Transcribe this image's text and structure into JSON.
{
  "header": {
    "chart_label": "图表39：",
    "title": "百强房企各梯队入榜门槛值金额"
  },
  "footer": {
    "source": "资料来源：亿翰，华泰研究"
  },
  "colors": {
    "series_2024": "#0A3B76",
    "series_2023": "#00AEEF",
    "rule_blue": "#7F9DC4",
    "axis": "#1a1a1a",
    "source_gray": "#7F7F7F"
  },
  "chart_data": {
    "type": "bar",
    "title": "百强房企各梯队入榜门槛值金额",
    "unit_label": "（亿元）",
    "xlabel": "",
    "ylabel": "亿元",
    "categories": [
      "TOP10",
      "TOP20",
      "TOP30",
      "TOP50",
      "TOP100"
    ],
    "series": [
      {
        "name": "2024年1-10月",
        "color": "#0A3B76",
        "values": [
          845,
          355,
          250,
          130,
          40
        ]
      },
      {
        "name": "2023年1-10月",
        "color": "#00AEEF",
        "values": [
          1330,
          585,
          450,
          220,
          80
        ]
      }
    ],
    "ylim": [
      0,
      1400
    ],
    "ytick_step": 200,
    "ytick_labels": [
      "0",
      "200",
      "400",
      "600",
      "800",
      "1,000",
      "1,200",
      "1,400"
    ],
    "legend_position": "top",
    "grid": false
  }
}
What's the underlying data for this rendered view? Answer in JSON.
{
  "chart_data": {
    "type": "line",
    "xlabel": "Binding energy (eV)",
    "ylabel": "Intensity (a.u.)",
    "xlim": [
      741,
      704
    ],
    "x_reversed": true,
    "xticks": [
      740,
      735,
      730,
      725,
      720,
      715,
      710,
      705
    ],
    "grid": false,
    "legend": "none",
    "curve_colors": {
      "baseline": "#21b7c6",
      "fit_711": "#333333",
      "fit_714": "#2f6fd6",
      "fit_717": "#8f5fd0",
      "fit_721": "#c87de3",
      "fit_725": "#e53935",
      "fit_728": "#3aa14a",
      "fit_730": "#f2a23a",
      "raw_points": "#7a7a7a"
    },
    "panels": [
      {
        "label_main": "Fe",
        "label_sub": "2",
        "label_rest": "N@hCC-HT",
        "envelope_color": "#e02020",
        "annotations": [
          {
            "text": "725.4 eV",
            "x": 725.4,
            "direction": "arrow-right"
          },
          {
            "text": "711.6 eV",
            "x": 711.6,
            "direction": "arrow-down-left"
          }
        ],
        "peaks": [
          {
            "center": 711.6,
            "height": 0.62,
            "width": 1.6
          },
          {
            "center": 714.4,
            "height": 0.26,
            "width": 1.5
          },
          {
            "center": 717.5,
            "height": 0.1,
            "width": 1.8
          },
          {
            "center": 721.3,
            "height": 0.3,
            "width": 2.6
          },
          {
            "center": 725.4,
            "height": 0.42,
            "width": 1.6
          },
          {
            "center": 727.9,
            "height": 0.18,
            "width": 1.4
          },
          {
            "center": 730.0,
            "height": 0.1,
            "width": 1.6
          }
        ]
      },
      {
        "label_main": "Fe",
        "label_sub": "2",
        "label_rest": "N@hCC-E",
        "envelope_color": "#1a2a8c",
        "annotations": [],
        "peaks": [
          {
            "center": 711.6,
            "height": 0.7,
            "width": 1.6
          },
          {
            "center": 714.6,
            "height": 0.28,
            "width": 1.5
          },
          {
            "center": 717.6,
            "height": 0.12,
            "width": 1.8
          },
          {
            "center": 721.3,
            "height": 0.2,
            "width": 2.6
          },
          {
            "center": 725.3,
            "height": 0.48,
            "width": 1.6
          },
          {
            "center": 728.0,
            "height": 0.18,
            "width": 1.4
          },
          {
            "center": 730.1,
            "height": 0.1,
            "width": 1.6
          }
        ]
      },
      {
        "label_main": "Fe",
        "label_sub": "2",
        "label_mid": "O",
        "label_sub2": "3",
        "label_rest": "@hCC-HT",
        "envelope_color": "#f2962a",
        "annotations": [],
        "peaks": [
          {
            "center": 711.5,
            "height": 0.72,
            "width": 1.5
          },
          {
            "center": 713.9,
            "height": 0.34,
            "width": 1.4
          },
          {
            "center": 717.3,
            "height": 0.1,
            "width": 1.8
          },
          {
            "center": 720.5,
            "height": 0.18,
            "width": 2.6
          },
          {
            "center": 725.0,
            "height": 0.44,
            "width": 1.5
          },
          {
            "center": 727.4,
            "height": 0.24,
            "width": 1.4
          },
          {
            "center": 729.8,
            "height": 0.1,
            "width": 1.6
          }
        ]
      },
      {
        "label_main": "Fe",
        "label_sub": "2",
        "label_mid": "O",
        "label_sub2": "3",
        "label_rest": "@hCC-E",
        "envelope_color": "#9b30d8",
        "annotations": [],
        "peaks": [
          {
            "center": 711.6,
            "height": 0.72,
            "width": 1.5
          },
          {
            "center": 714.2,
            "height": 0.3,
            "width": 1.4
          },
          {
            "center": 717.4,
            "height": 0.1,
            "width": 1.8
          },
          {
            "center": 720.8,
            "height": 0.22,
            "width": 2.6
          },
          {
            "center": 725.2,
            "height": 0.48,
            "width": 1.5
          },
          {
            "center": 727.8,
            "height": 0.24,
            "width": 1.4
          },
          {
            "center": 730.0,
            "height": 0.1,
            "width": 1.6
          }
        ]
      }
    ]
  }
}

------

*Problem to work on*: Check each line above for the word "百强房企各梯队入榜门槛值金额", and copy the lines where it appears.

*Result of the exercise*:
    "title": "百强房企各梯队入榜门槛值金额"
    "title": "百强房企各梯队入榜门槛值金额",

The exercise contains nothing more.